### Given information

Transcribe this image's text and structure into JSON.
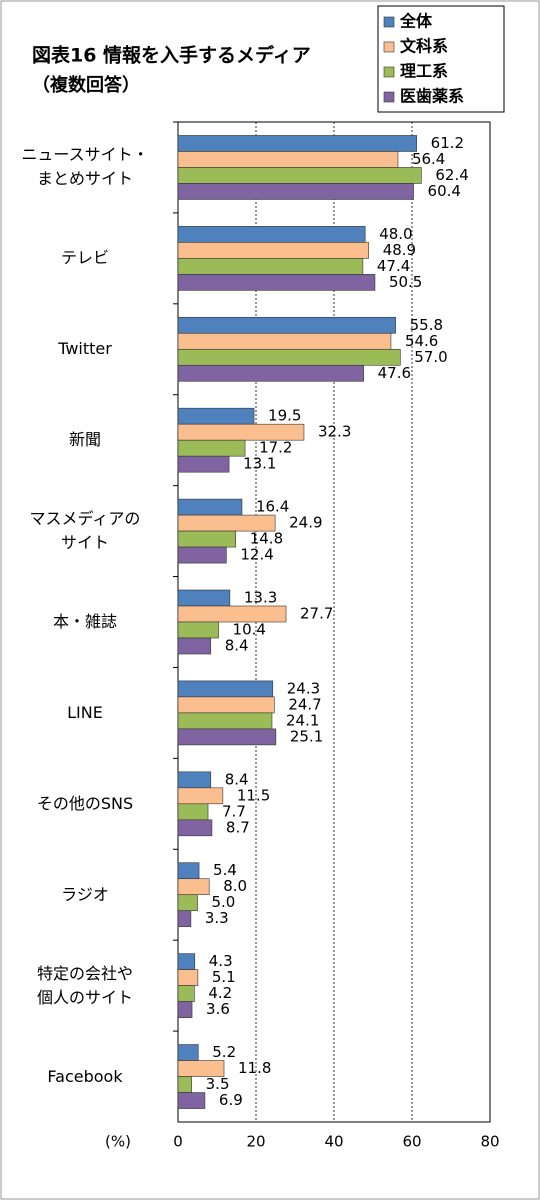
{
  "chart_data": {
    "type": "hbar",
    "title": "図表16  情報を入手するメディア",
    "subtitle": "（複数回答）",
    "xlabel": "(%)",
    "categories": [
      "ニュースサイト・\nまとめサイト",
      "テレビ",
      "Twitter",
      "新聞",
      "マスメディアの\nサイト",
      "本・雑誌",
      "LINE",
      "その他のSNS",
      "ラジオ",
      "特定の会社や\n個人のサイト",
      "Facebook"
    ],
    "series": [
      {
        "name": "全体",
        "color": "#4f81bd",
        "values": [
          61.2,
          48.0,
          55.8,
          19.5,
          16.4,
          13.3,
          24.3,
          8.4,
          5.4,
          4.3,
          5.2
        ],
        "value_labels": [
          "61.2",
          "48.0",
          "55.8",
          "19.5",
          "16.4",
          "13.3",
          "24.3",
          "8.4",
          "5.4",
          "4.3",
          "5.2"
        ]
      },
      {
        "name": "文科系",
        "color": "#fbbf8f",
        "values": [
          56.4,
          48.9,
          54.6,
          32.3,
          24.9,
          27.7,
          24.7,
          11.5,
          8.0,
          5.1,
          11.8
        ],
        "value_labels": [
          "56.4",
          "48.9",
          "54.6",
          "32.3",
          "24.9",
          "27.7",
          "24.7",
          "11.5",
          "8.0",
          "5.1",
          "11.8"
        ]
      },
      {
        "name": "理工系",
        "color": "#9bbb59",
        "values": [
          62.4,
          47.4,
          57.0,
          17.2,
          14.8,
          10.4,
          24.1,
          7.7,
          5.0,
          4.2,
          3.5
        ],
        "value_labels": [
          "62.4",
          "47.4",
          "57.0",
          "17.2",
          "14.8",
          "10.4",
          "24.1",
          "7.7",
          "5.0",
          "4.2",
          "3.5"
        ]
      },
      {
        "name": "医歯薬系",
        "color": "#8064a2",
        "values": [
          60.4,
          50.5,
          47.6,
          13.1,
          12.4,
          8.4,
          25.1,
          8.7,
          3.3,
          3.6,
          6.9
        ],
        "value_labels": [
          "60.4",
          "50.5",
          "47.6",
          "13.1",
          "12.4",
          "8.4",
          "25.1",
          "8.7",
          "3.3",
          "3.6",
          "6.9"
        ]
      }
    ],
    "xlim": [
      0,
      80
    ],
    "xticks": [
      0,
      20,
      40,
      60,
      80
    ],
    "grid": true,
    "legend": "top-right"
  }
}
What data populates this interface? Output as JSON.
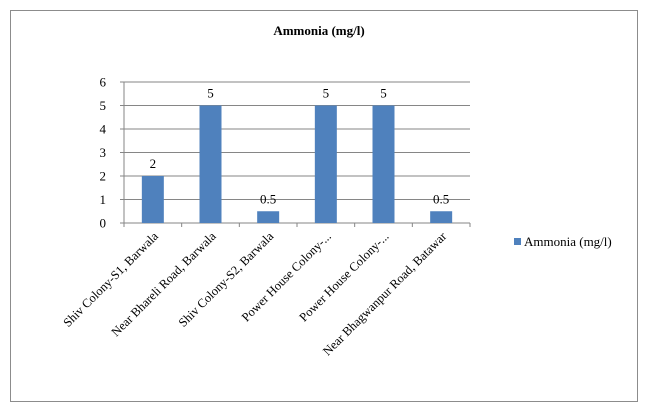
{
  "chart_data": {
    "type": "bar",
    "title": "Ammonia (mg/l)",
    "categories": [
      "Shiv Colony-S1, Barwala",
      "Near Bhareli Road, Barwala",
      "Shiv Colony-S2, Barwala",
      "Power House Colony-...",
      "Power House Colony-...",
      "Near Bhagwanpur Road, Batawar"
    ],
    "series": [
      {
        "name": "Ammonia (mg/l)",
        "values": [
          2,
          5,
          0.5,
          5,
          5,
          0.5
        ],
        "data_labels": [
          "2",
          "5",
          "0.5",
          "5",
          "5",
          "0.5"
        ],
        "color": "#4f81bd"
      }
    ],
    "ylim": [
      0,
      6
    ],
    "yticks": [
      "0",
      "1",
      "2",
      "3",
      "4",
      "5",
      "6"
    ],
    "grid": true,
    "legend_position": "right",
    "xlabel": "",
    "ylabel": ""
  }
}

### Written instruction
Working from the line that contains "What data populates" to the last line of the listing, please quote each line exactly, pictures excluded.

### Expected output
What data populates this interface? Output as JSON.
{
  "chart_data": {
    "type": "bar",
    "title": "Ammonia (mg/l)",
    "categories": [
      "Shiv Colony-S1, Barwala",
      "Near Bhareli Road, Barwala",
      "Shiv Colony-S2, Barwala",
      "Power House Colony-...",
      "Power House Colony-...",
      "Near Bhagwanpur Road, Batawar"
    ],
    "series": [
      {
        "name": "Ammonia (mg/l)",
        "values": [
          2,
          5,
          0.5,
          5,
          5,
          0.5
        ],
        "data_labels": [
          "2",
          "5",
          "0.5",
          "5",
          "5",
          "0.5"
        ],
        "color": "#4f81bd"
      }
    ],
    "ylim": [
      0,
      6
    ],
    "yticks": [
      "0",
      "1",
      "2",
      "3",
      "4",
      "5",
      "6"
    ],
    "grid": true,
    "legend_position": "right",
    "xlabel": "",
    "ylabel": ""
  }
}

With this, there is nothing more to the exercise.